Dataset records:
┌──
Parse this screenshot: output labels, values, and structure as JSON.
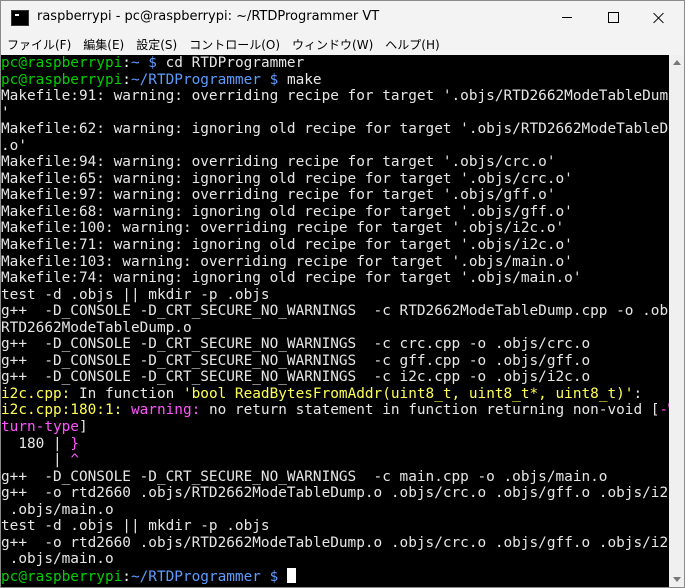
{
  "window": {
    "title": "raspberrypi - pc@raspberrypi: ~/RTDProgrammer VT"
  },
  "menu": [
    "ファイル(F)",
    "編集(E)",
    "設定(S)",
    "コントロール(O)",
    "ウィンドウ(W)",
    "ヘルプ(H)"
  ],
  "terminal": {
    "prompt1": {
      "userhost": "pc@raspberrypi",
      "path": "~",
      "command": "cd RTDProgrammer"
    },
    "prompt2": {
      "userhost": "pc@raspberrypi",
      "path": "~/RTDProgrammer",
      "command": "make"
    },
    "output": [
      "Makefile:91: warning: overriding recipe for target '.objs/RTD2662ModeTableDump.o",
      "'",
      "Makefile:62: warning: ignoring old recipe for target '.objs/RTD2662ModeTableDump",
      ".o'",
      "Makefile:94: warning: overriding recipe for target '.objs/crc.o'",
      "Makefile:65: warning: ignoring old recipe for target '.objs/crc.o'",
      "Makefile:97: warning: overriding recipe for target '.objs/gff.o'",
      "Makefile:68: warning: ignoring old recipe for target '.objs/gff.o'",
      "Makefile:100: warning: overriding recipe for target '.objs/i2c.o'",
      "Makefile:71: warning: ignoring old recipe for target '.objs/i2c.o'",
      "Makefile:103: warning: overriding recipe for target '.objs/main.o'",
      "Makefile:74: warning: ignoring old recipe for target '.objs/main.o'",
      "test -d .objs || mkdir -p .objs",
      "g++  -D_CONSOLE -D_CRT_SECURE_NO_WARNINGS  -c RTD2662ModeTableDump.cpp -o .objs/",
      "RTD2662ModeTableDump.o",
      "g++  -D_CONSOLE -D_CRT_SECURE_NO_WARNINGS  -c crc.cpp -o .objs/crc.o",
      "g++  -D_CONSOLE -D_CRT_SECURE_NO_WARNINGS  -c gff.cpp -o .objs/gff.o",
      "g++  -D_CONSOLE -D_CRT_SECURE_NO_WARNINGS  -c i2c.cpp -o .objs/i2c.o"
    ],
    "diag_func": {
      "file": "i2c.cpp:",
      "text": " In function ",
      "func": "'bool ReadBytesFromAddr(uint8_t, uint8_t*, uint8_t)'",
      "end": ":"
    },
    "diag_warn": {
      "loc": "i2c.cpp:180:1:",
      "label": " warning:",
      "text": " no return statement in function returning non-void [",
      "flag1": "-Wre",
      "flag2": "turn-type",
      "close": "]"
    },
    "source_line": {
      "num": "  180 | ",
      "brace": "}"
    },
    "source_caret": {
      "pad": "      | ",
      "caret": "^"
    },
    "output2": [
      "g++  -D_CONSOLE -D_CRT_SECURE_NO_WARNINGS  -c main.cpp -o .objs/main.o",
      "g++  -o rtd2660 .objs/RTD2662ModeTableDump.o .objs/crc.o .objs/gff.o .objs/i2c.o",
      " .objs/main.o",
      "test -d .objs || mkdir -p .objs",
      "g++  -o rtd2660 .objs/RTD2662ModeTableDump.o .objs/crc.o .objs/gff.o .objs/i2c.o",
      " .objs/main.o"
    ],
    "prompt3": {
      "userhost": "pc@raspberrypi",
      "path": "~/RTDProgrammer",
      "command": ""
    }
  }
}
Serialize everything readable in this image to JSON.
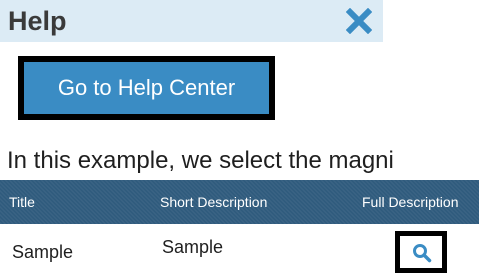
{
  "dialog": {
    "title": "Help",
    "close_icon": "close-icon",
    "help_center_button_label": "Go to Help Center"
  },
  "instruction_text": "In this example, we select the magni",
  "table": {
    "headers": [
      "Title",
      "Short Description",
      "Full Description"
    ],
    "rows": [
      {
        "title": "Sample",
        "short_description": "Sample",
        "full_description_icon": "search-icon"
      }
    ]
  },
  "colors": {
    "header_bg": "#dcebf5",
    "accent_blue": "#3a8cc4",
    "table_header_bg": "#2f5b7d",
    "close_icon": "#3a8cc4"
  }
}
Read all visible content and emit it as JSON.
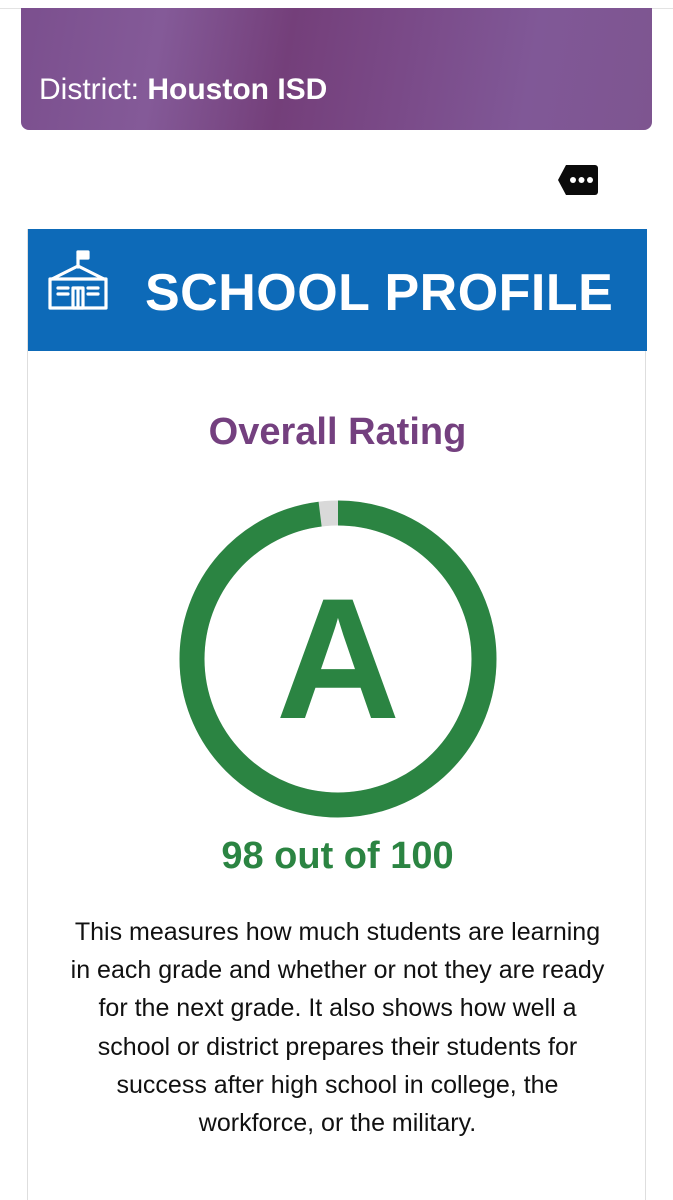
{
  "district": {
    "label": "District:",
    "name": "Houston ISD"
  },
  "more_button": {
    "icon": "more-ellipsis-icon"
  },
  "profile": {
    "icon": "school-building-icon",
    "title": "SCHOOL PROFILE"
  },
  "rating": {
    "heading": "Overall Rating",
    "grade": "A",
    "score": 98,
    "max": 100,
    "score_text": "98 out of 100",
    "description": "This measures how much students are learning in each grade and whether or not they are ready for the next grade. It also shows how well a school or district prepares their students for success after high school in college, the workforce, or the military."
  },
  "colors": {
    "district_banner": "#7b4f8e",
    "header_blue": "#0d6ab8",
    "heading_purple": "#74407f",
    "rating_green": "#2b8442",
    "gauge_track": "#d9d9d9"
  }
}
└──
_SET TASK_:
Skipping the pictures, transcribe each line above exactly as it appears.

_RESPONSE_:
Parse this screenshot: output labels, values, and structure as JSON.
{
  "window": {
    "title": "raspberrypi - pc@raspberrypi: ~/RTDProgrammer VT"
  },
  "menu": [
    "ファイル(F)",
    "編集(E)",
    "設定(S)",
    "コントロール(O)",
    "ウィンドウ(W)",
    "ヘルプ(H)"
  ],
  "terminal": {
    "prompt1": {
      "userhost": "pc@raspberrypi",
      "path": "~",
      "command": "cd RTDProgrammer"
    },
    "prompt2": {
      "userhost": "pc@raspberrypi",
      "path": "~/RTDProgrammer",
      "command": "make"
    },
    "output": [
      "Makefile:91: warning: overriding recipe for target '.objs/RTD2662ModeTableDump.o",
      "'",
      "Makefile:62: warning: ignoring old recipe for target '.objs/RTD2662ModeTableDump",
      ".o'",
      "Makefile:94: warning: overriding recipe for target '.objs/crc.o'",
      "Makefile:65: warning: ignoring old recipe for target '.objs/crc.o'",
      "Makefile:97: warning: overriding recipe for target '.objs/gff.o'",
      "Makefile:68: warning: ignoring old recipe for target '.objs/gff.o'",
      "Makefile:100: warning: overriding recipe for target '.objs/i2c.o'",
      "Makefile:71: warning: ignoring old recipe for target '.objs/i2c.o'",
      "Makefile:103: warning: overriding recipe for target '.objs/main.o'",
      "Makefile:74: warning: ignoring old recipe for target '.objs/main.o'",
      "test -d .objs || mkdir -p .objs",
      "g++  -D_CONSOLE -D_CRT_SECURE_NO_WARNINGS  -c RTD2662ModeTableDump.cpp -o .objs/",
      "RTD2662ModeTableDump.o",
      "g++  -D_CONSOLE -D_CRT_SECURE_NO_WARNINGS  -c crc.cpp -o .objs/crc.o",
      "g++  -D_CONSOLE -D_CRT_SECURE_NO_WARNINGS  -c gff.cpp -o .objs/gff.o",
      "g++  -D_CONSOLE -D_CRT_SECURE_NO_WARNINGS  -c i2c.cpp -o .objs/i2c.o"
    ],
    "diag_func": {
      "file": "i2c.cpp:",
      "text": " In function ",
      "func": "'bool ReadBytesFromAddr(uint8_t, uint8_t*, uint8_t)'",
      "end": ":"
    },
    "diag_warn": {
      "loc": "i2c.cpp:180:1:",
      "label": " warning:",
      "text": " no return statement in function returning non-void [",
      "flag1": "-Wre",
      "flag2": "turn-type",
      "close": "]"
    },
    "source_line": {
      "num": "  180 | ",
      "brace": "}"
    },
    "source_caret": {
      "pad": "      | ",
      "caret": "^"
    },
    "output2": [
      "g++  -D_CONSOLE -D_CRT_SECURE_NO_WARNINGS  -c main.cpp -o .objs/main.o",
      "g++  -o rtd2660 .objs/RTD2662ModeTableDump.o .objs/crc.o .objs/gff.o .objs/i2c.o",
      " .objs/main.o",
      "test -d .objs || mkdir -p .objs",
      "g++  -o rtd2660 .objs/RTD2662ModeTableDump.o .objs/crc.o .objs/gff.o .objs/i2c.o",
      " .objs/main.o"
    ],
    "prompt3": {
      "userhost": "pc@raspberrypi",
      "path": "~/RTDProgrammer",
      "command": ""
    }
  }
}
Serialize everything readable in this image to JSON.
{
  "dialog": {
    "title": "Help",
    "close_icon": "close-icon",
    "help_center_button_label": "Go to Help Center"
  },
  "instruction_text": "In this example, we select the magni",
  "table": {
    "headers": [
      "Title",
      "Short Description",
      "Full Description"
    ],
    "rows": [
      {
        "title": "Sample",
        "short_description": "Sample",
        "full_description_icon": "search-icon"
      }
    ]
  },
  "colors": {
    "header_bg": "#dcebf5",
    "accent_blue": "#3a8cc4",
    "table_header_bg": "#2f5b7d",
    "close_icon": "#3a8cc4"
  }
}
Read all visible content and emit it as JSON.
{
  "district": {
    "label": "District:",
    "name": "Houston ISD"
  },
  "more_button": {
    "icon": "more-ellipsis-icon"
  },
  "profile": {
    "icon": "school-building-icon",
    "title": "SCHOOL PROFILE"
  },
  "rating": {
    "heading": "Overall Rating",
    "grade": "A",
    "score": 98,
    "max": 100,
    "score_text": "98 out of 100",
    "description": "This measures how much students are learning in each grade and whether or not they are ready for the next grade. It also shows how well a school or district prepares their students for success after high school in college, the workforce, or the military."
  },
  "colors": {
    "district_banner": "#7b4f8e",
    "header_blue": "#0d6ab8",
    "heading_purple": "#74407f",
    "rating_green": "#2b8442",
    "gauge_track": "#d9d9d9"
  }
}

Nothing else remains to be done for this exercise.